**Task:** The listing must be reproduced in full, exactly as it stands.

-- Begin Listing --

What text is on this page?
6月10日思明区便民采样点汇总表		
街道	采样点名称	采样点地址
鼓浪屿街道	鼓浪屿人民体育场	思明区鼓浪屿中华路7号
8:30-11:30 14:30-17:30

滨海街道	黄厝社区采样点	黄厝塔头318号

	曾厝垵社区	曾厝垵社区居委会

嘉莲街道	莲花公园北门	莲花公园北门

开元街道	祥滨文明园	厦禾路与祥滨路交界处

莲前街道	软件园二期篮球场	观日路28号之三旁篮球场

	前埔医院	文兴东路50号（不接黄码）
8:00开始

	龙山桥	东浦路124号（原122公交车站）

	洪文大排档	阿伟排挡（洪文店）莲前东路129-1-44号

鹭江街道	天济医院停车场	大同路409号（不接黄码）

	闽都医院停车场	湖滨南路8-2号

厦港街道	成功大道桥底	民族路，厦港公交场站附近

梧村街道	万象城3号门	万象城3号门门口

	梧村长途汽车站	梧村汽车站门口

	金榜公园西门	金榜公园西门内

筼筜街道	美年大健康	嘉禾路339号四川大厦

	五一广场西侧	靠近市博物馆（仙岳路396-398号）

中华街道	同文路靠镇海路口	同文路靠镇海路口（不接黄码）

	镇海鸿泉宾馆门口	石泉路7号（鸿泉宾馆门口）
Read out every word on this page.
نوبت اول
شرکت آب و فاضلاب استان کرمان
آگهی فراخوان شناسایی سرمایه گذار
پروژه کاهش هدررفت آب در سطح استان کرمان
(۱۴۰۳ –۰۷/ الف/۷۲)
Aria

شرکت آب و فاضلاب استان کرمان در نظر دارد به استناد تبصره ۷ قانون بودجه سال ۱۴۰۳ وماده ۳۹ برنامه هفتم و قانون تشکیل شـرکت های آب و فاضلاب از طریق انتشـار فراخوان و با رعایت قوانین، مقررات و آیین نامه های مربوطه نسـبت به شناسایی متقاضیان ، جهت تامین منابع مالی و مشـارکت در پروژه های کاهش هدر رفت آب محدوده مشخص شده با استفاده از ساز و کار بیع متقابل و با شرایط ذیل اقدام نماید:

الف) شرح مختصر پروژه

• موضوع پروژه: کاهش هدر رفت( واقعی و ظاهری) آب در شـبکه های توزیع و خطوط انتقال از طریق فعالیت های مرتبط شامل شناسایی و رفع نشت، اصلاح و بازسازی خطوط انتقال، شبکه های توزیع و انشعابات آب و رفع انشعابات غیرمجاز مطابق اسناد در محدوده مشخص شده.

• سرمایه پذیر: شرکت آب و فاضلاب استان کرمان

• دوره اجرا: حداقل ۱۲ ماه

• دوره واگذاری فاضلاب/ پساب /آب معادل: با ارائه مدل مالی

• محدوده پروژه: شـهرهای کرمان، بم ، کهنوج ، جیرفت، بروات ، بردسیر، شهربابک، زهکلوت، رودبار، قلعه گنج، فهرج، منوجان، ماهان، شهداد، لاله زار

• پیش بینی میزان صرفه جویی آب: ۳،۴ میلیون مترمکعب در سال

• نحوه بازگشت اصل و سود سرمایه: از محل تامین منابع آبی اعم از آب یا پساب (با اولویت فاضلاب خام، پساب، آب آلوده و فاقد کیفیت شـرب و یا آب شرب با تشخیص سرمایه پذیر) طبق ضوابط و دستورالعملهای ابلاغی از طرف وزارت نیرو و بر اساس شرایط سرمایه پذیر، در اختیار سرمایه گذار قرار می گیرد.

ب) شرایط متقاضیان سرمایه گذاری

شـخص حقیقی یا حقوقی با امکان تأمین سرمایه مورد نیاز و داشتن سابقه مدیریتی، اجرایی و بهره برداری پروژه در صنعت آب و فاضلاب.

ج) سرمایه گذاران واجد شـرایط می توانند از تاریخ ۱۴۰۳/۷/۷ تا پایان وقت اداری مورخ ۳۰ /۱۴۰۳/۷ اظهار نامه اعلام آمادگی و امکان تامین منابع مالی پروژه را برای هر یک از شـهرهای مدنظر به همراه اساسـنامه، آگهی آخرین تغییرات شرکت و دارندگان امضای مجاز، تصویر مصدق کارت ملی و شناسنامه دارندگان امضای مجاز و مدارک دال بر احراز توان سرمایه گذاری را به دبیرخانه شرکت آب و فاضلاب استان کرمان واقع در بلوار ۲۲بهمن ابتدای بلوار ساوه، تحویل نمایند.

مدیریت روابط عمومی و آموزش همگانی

-- End Listing --

**Solution:**
What text is on this page?
6月10日思明区便民采样点汇总表		
街道	采样点名称	采样点地址
鼓浪屿街道	鼓浪屿人民体育场	思明区鼓浪屿中华路7号
8:30-11:30 14:30-17:30

滨海街道	黄厝社区采样点	黄厝塔头318号

	曾厝垵社区	曾厝垵社区居委会

嘉莲街道	莲花公园北门	莲花公园北门

开元街道	祥滨文明园	厦禾路与祥滨路交界处

莲前街道	软件园二期篮球场	观日路28号之三旁篮球场

	前埔医院	文兴东路50号（不接黄码）
8:00开始

	龙山桥	东浦路124号（原122公交车站）

	洪文大排档	阿伟排挡（洪文店）莲前东路129-1-44号

鹭江街道	天济医院停车场	大同路409号（不接黄码）

	闽都医院停车场	湖滨南路8-2号

厦港街道	成功大道桥底	民族路，厦港公交场站附近

梧村街道	万象城3号门	万象城3号门门口

	梧村长途汽车站	梧村汽车站门口

	金榜公园西门	金榜公园西门内

筼筜街道	美年大健康	嘉禾路339号四川大厦

	五一广场西侧	靠近市博物馆（仙岳路396-398号）

中华街道	同文路靠镇海路口	同文路靠镇海路口（不接黄码）

	镇海鸿泉宾馆门口	石泉路7号（鸿泉宾馆门口）
Read out every word on this page.
نوبت اول
شرکت آب و فاضلاب استان کرمان
آگهی فراخوان شناسایی سرمایه گذار
پروژه کاهش هدررفت آب در سطح استان کرمان
(۱۴۰۳ –۰۷/ الف/۷۲)
Aria

شرکت آب و فاضلاب استان کرمان در نظر دارد به استناد تبصره ۷ قانون بودجه سال ۱۴۰۳ وماده ۳۹ برنامه هفتم و قانون تشکیل شـرکت های آب و فاضلاب از طریق انتشـار فراخوان و با رعایت قوانین، مقررات و آیین نامه های مربوطه نسـبت به شناسایی متقاضیان ، جهت تامین منابع مالی و مشـارکت در پروژه های کاهش هدر رفت آب محدوده مشخص شده با استفاده از ساز و کار بیع متقابل و با شرایط ذیل اقدام نماید:

الف) شرح مختصر پروژه

• موضوع پروژه: کاهش هدر رفت( واقعی و ظاهری) آب در شـبکه های توزیع و خطوط انتقال از طریق فعالیت های مرتبط شامل شناسایی و رفع نشت، اصلاح و بازسازی خطوط انتقال، شبکه های توزیع و انشعابات آب و رفع انشعابات غیرمجاز مطابق اسناد در محدوده مشخص شده.

• سرمایه پذیر: شرکت آب و فاضلاب استان کرمان

• دوره اجرا: حداقل ۱۲ ماه

• دوره واگذاری فاضلاب/ پساب /آب معادل: با ارائه مدل مالی

• محدوده پروژه: شـهرهای کرمان، بم ، کهنوج ، جیرفت، بروات ، بردسیر، شهربابک، زهکلوت، رودبار، قلعه گنج، فهرج، منوجان، ماهان، شهداد، لاله زار

• پیش بینی میزان صرفه جویی آب: ۳،۴ میلیون مترمکعب در سال

• نحوه بازگشت اصل و سود سرمایه: از محل تامین منابع آبی اعم از آب یا پساب (با اولویت فاضلاب خام، پساب، آب آلوده و فاقد کیفیت شـرب و یا آب شرب با تشخیص سرمایه پذیر) طبق ضوابط و دستورالعملهای ابلاغی از طرف وزارت نیرو و بر اساس شرایط سرمایه پذیر، در اختیار سرمایه گذار قرار می گیرد.

ب) شرایط متقاضیان سرمایه گذاری

شـخص حقیقی یا حقوقی با امکان تأمین سرمایه مورد نیاز و داشتن سابقه مدیریتی، اجرایی و بهره برداری پروژه در صنعت آب و فاضلاب.

ج) سرمایه گذاران واجد شـرایط می توانند از تاریخ ۱۴۰۳/۷/۷ تا پایان وقت اداری مورخ ۳۰ /۱۴۰۳/۷ اظهار نامه اعلام آمادگی و امکان تامین منابع مالی پروژه را برای هر یک از شـهرهای مدنظر به همراه اساسـنامه، آگهی آخرین تغییرات شرکت و دارندگان امضای مجاز، تصویر مصدق کارت ملی و شناسنامه دارندگان امضای مجاز و مدارک دال بر احراز توان سرمایه گذاری را به دبیرخانه شرکت آب و فاضلاب استان کرمان واقع در بلوار ۲۲بهمن ابتدای بلوار ساوه، تحویل نمایند.

مدیریت روابط عمومی و آموزش همگانی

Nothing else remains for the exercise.